[PROBLEMS AND TASKS]
[A] Copy out the records word for word, from the first line through the line that contains "right-chart-title: 2024年中国消费者对国潮品牌未来发展路线的建议 [587,140,953,159]".
[B] Pick up the Halloween costume ideas text after its last sentence and keep it going.

[EXTRACTED TEXT]
:::

Many of them involve things that you have laying around your room anyway, so they're easy to throw together before you head out to the parties. And remember, in case you have trouble deciding, Halloween is on a Monday this year; so theoretically, you could have at least five different costumes ready.

BC graduate - This costume might be too scary for some, especially seniors. Dress up like you graduated from BC and are about to head off into the real world. You can either wear a graduation cap and gown or a suit that you would wear to an actual job. Take your pick.

Your favorite professor - Whether it's throwing on a worn sweater and a blazer or getting your hair to frizz out in just the right places, why not dress up like one of your most (or least) beloved professors?

Carry around a briefcase full of random papers that you hope to pass back some day soon (like maybe next semester) and the books that the class is supposed to be reading. Threaten to quiz anyone you run into who you feel may not have actually read the material.

Hillside girl or guy - Wear at least three polo shirts, preferably of different lengths for variety. Wear a pearl necklace so large that people wonder if you have a neck. The necklace must be that large so that you can still see it when all three polo collars are popped. Throw in something Burberry, whether it is a belt, hat, or full-body cloak. Don't forget to wear a ponytail with a big ribbon in it, and you must be carrying a tote bag, preferably Herve Chapelier or Longchamp.

For guys, wear a pink polo shirt and khakis. The khakis should look deceptively worn, as though you have ventured into the woods or at least into an EMS store.

:::

[DATA SECTION]
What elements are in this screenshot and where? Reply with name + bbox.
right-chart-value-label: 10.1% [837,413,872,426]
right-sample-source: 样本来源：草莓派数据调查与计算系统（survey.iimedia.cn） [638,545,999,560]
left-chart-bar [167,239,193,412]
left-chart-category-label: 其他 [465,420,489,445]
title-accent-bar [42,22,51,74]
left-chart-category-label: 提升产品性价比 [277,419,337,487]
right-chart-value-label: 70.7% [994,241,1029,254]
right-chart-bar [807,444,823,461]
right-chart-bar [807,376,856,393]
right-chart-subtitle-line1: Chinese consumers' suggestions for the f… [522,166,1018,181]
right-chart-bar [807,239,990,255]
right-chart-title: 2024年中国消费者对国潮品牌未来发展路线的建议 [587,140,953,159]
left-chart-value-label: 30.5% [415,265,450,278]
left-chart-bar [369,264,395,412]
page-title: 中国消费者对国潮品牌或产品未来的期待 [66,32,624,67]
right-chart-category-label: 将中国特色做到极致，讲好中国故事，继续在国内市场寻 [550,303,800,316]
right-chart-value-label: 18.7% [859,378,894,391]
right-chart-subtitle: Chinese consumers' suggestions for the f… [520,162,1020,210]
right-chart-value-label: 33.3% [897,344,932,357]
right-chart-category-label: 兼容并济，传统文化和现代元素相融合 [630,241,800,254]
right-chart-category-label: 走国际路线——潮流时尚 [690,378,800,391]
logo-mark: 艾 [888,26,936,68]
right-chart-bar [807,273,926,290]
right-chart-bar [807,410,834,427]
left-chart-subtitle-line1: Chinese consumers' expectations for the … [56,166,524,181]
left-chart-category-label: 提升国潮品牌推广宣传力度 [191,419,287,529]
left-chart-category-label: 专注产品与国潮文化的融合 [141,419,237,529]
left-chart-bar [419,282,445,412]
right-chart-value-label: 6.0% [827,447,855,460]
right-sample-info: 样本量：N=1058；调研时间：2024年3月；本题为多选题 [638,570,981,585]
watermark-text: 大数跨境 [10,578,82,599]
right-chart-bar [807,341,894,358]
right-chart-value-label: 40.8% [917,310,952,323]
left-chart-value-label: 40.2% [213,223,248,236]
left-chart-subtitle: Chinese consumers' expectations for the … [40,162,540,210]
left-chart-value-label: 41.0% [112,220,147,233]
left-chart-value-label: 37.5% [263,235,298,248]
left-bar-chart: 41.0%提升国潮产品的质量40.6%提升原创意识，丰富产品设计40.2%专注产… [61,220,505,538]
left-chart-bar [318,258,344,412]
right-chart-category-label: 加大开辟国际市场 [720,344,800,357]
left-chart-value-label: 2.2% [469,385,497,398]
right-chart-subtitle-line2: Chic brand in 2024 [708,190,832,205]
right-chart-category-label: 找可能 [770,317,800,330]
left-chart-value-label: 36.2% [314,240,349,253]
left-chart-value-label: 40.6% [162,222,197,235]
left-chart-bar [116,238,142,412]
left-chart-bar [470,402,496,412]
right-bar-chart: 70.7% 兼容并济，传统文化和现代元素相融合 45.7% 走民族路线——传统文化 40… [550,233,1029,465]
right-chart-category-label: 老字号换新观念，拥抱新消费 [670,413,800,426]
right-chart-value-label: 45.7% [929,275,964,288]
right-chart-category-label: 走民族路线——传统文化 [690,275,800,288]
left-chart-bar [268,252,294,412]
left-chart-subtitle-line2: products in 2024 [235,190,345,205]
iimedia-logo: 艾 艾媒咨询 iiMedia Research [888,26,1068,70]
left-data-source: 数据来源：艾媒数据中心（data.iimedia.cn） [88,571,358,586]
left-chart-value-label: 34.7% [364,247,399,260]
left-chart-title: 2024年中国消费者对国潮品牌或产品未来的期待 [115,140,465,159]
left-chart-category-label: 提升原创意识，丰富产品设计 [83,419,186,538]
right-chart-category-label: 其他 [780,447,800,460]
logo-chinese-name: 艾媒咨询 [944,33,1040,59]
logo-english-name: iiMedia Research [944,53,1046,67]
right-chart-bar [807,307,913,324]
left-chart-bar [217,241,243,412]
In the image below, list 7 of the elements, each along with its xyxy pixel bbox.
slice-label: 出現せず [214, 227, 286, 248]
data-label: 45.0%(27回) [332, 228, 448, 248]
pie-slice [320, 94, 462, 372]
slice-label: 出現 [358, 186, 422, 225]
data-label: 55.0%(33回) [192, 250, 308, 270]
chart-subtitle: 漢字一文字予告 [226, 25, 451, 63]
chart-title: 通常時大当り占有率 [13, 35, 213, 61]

:::

[PER-TASK ANSWERS]
[A]
What elements are in this screenshot and where? Reply with name + bbox.
right-chart-value-label: 10.1% [837,413,872,426]
right-sample-source: 样本来源：草莓派数据调查与计算系统（survey.iimedia.cn） [638,545,999,560]
left-chart-bar [167,239,193,412]
left-chart-category-label: 其他 [465,420,489,445]
title-accent-bar [42,22,51,74]
left-chart-category-label: 提升产品性价比 [277,419,337,487]
right-chart-value-label: 70.7% [994,241,1029,254]
right-chart-bar [807,444,823,461]
right-chart-bar [807,376,856,393]
right-chart-subtitle-line1: Chinese consumers' suggestions for the f… [522,166,1018,181]
right-chart-bar [807,239,990,255]
right-chart-title: 2024年中国消费者对国潮品牌未来发展路线的建议 [587,140,953,159]

[B]
Throw on the appropriately weathered baseball cap of your choice and a belt with small whales, lobsters, flamingos, or other inappropriate animals of your choice. Wear penny loafers or topsiders without socks.

Crazy Superfan - If you're looking for an effort-free costume, just throw on your Superfan shirt. Paint your face and pour copious amounts of beer on your body. Carry around a sign in case you run into the ESPN camera crew. Begin to randomly scream "Go Eagles!" and point your finger in the air dramatically.

Garden gnome - Wear a shirt and pants in primary colors, complemented nicely by a large belt and shoes with buckles on them.

If you're not a freshman guy who has conveniently stopped shaving since arriving at college, you can either buy a fake beard or paint one on using a Sharpie (OK, maybe you should paint it on using an ink that won't still be on your face five days later).

Wear a large, pointy, red hat. You can even consider advertising for Travelocity.

Someone who still has midterms - Wear a large, universally unflattering sweatsuit. Complain to anyone who will listen that you have too much work to do for all of your classes, especially [insert class that conveniently has a midterm this week].

Carry at least two bags full of books that you have not read, much less opened, since you got them in September. There should also be food in these bags that you are trying to sneak past the library security guard (let's call her Wanda).

As an extra realistic touch, don't shower, just mist yourself with Febreeze on your way to O'Neill or Bapst.

Happy Halloween!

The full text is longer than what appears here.